List, from the lines below, each one with "screenshot" in it.

"""

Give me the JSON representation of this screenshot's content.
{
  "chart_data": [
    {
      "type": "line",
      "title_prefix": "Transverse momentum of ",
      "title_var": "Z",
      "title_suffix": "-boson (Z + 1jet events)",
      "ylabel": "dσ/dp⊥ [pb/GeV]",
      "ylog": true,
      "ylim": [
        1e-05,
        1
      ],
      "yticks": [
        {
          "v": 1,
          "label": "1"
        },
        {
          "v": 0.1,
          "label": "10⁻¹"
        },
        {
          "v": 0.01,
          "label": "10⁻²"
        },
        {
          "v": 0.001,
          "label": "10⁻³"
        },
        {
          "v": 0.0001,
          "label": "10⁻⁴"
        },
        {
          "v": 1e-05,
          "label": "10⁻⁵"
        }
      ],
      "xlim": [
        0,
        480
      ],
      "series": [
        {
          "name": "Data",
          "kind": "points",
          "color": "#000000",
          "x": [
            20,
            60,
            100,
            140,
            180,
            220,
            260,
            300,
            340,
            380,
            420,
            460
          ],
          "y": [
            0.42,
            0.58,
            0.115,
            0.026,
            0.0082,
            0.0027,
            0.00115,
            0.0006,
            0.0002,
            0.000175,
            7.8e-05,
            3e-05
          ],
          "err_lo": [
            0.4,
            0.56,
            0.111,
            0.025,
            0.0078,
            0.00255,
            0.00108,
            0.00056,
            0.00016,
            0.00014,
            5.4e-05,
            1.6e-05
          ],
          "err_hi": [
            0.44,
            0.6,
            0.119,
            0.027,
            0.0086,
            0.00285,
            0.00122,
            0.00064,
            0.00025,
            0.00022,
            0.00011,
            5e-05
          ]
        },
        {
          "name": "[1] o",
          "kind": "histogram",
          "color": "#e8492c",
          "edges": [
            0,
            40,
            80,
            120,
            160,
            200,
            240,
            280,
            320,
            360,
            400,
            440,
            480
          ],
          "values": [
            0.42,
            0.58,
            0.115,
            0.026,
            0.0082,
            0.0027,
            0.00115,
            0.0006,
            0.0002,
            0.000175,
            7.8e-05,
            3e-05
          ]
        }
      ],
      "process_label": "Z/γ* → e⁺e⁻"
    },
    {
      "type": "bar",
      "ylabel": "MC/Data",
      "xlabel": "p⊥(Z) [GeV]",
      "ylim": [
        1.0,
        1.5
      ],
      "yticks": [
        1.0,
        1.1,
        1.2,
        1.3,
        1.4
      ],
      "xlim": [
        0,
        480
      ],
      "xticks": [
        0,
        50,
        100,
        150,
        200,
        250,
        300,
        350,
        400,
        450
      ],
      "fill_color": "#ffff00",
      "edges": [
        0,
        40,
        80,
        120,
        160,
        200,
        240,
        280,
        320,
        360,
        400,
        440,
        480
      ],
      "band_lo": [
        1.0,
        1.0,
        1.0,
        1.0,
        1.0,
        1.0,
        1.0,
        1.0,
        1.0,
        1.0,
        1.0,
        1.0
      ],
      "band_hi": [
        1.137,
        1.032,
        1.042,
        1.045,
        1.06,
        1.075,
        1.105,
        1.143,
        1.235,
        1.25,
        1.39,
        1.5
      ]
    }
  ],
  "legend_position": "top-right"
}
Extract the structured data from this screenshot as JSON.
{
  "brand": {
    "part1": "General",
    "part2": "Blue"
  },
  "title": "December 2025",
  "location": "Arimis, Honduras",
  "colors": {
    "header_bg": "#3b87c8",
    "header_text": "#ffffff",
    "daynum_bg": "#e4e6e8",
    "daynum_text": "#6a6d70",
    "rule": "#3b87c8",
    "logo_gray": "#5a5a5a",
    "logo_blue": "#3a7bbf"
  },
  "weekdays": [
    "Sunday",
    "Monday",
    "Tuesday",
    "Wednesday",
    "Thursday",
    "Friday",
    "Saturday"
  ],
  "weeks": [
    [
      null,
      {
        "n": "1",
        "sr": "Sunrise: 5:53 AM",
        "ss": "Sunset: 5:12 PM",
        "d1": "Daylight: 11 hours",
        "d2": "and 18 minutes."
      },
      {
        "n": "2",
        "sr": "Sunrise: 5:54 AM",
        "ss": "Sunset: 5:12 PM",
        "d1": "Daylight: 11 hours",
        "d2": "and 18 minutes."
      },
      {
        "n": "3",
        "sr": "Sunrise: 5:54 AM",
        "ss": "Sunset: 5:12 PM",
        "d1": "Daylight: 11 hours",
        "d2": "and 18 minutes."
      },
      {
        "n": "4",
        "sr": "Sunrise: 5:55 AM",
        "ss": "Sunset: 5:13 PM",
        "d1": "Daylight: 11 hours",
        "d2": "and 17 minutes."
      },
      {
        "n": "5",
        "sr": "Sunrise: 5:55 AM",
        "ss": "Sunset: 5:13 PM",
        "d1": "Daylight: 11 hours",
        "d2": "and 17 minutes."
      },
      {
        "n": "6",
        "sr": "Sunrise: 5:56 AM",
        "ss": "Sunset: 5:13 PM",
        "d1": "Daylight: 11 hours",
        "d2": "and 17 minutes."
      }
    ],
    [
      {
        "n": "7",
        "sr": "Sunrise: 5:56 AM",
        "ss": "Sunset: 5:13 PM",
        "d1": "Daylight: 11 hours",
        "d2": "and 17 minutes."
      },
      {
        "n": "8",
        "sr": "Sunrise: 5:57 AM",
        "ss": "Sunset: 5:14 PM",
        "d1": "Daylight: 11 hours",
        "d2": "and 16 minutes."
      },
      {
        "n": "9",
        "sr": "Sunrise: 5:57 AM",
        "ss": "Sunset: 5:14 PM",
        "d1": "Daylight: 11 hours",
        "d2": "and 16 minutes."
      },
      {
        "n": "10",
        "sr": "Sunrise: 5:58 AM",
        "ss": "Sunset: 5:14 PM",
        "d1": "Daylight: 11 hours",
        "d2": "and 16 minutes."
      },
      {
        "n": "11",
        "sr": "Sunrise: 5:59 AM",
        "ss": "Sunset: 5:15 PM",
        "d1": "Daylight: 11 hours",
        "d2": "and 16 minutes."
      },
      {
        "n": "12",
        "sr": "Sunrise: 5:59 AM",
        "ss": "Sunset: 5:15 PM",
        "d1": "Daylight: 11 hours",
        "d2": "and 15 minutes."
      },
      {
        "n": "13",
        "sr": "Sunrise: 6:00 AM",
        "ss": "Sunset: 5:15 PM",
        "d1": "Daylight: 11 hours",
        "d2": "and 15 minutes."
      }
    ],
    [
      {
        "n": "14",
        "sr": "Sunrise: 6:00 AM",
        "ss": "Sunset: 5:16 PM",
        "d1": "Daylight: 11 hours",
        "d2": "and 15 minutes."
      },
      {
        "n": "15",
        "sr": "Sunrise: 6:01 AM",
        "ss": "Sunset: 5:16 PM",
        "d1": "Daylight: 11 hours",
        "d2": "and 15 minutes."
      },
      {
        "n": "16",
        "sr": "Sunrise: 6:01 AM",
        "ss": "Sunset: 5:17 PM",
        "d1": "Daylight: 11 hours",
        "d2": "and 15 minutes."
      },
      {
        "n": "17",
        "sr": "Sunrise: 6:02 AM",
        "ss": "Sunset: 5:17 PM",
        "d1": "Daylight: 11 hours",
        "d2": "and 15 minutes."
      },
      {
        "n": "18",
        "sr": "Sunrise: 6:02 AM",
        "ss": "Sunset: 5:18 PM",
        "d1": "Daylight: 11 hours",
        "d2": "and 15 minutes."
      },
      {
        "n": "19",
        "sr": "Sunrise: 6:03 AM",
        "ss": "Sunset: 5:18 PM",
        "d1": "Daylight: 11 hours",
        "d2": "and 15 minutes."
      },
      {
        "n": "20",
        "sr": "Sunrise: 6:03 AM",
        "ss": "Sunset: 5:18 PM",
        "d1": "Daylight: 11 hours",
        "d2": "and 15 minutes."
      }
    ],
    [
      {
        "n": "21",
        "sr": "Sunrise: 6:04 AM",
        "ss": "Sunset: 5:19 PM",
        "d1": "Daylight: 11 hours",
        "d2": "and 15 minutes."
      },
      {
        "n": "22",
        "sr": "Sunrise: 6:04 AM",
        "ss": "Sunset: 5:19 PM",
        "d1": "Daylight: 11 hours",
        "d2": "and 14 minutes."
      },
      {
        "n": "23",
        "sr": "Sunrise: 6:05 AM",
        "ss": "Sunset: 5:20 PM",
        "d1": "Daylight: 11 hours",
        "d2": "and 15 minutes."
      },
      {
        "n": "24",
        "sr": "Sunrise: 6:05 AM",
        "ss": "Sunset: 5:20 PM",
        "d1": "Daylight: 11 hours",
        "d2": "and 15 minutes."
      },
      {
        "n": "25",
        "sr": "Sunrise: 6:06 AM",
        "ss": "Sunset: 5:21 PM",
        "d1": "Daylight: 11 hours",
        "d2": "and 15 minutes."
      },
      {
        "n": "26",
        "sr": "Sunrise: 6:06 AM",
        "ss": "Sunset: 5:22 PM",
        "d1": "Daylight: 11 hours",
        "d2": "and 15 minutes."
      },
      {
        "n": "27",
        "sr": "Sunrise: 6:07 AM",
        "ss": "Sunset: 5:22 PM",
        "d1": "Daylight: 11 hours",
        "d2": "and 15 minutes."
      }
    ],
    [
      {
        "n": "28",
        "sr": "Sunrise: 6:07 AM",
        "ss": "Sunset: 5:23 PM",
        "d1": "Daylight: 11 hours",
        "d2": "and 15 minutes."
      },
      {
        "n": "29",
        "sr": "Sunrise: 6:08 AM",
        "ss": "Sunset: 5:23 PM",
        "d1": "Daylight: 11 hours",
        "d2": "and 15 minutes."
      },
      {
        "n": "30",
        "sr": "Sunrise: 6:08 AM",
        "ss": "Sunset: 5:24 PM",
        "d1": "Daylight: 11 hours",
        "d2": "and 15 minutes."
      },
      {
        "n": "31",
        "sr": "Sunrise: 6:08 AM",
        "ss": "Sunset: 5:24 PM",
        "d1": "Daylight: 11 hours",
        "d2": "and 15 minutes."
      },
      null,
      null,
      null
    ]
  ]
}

"""

> [Solution for this exercise]:
Give me the JSON representation of this screenshot's content.
Extract the structured data from this screenshot as JSON.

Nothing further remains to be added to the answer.